▶ **Data rows**
_ _ _

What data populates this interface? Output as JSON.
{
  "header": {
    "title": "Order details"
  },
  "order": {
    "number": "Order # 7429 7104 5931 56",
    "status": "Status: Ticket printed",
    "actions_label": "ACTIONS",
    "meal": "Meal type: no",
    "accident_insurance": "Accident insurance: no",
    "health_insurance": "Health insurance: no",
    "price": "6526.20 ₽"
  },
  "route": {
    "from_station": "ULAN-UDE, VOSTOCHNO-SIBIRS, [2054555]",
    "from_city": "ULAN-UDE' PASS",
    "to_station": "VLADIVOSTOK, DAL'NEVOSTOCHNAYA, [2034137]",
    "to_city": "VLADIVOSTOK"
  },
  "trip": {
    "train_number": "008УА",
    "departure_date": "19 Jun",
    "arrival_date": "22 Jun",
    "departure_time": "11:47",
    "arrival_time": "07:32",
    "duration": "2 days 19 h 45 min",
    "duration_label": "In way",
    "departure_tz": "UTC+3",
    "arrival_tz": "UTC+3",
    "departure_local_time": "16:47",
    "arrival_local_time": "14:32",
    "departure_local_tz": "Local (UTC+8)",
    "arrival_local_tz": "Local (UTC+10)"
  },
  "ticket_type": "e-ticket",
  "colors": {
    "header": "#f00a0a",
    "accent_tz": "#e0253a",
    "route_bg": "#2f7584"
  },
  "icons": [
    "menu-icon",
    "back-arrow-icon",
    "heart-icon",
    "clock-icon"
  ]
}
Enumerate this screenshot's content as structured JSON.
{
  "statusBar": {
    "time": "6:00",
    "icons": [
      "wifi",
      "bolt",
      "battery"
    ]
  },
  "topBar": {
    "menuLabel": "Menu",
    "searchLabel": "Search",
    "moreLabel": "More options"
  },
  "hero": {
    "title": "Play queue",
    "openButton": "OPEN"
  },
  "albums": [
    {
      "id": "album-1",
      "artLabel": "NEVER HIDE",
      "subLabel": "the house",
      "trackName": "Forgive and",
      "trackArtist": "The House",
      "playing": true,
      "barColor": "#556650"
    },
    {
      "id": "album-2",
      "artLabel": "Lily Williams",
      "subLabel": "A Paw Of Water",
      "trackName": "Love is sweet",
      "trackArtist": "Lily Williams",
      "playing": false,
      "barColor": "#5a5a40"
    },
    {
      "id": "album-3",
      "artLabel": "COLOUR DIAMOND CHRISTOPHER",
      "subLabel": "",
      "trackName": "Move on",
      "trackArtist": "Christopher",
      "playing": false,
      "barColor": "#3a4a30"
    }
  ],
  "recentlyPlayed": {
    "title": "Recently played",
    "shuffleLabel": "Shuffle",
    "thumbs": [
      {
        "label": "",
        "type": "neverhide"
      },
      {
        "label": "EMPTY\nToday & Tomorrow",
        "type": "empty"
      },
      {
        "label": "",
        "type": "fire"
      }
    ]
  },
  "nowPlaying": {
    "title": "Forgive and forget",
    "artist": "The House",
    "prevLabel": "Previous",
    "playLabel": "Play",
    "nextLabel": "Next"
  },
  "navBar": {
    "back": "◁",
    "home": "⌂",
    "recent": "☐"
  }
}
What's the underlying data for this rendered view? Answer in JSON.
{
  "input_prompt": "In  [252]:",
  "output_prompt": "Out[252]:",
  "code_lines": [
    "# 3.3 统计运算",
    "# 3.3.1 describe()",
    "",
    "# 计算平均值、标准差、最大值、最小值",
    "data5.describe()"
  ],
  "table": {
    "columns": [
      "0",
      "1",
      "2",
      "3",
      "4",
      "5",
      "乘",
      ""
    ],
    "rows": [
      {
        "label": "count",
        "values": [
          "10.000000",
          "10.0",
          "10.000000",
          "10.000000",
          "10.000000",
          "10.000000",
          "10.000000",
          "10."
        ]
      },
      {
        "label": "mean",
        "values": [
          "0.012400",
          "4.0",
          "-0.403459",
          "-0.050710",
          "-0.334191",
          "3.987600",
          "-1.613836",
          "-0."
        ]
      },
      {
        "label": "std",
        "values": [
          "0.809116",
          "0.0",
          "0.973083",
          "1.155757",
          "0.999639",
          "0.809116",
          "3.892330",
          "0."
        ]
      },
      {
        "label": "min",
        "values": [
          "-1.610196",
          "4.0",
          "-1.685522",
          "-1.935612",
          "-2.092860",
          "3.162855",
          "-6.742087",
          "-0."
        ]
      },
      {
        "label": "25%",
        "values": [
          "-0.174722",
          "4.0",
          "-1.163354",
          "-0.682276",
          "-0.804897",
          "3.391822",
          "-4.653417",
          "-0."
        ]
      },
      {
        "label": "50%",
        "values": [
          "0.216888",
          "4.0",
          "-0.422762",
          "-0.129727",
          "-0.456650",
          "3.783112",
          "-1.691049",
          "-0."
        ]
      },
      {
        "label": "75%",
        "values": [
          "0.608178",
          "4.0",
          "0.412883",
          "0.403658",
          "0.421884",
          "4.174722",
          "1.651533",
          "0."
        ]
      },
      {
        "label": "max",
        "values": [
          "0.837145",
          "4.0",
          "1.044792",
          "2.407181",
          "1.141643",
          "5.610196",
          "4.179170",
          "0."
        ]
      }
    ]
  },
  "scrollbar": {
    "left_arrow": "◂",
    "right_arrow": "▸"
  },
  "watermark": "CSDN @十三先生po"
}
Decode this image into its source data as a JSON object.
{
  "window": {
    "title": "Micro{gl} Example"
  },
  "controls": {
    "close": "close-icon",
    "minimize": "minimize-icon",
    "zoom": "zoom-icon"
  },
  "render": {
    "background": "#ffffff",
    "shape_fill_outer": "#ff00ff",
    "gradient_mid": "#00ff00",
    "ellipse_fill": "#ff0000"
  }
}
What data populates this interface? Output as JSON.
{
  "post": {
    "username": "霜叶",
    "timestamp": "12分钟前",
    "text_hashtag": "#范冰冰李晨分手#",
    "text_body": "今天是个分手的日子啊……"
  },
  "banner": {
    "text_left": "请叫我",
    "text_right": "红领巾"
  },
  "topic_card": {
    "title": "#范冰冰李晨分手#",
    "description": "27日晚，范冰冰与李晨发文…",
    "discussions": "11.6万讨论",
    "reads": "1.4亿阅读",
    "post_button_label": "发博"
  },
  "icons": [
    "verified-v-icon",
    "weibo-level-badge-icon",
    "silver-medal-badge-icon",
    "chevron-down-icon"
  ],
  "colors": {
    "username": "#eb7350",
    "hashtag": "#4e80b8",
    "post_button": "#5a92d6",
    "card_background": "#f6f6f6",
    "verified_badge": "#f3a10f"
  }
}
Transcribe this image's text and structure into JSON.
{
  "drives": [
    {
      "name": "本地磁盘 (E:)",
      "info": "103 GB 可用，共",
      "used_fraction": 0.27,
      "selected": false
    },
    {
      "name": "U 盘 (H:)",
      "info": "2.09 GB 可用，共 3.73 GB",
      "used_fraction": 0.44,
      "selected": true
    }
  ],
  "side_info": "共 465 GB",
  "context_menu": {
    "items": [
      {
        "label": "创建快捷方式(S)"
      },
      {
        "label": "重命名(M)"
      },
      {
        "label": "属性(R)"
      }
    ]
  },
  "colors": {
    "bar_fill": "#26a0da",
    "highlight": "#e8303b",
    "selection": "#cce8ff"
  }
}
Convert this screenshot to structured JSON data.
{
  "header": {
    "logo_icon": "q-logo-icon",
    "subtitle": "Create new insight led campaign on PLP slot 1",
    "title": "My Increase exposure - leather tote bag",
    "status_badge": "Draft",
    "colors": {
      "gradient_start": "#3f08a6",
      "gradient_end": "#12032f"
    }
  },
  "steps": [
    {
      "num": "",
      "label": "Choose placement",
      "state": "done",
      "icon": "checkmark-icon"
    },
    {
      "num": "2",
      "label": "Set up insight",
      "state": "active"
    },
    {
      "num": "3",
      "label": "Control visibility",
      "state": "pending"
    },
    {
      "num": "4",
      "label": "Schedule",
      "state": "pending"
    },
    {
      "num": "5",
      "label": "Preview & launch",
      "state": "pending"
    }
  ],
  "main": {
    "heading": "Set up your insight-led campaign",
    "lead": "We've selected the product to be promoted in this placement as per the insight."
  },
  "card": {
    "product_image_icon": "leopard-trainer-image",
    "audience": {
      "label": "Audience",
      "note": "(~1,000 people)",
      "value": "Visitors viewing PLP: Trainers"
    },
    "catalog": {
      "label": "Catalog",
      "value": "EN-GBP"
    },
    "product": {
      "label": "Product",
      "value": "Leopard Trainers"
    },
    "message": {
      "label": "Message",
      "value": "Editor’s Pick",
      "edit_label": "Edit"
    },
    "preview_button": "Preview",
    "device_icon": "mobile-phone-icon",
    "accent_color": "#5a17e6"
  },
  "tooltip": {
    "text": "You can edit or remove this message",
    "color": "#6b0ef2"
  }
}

_ _ _

▶ **Problem**
How many lines in the records hold the string "范冰冰李晨分手"? Reply with the number alone.

▶ **Full solution**
2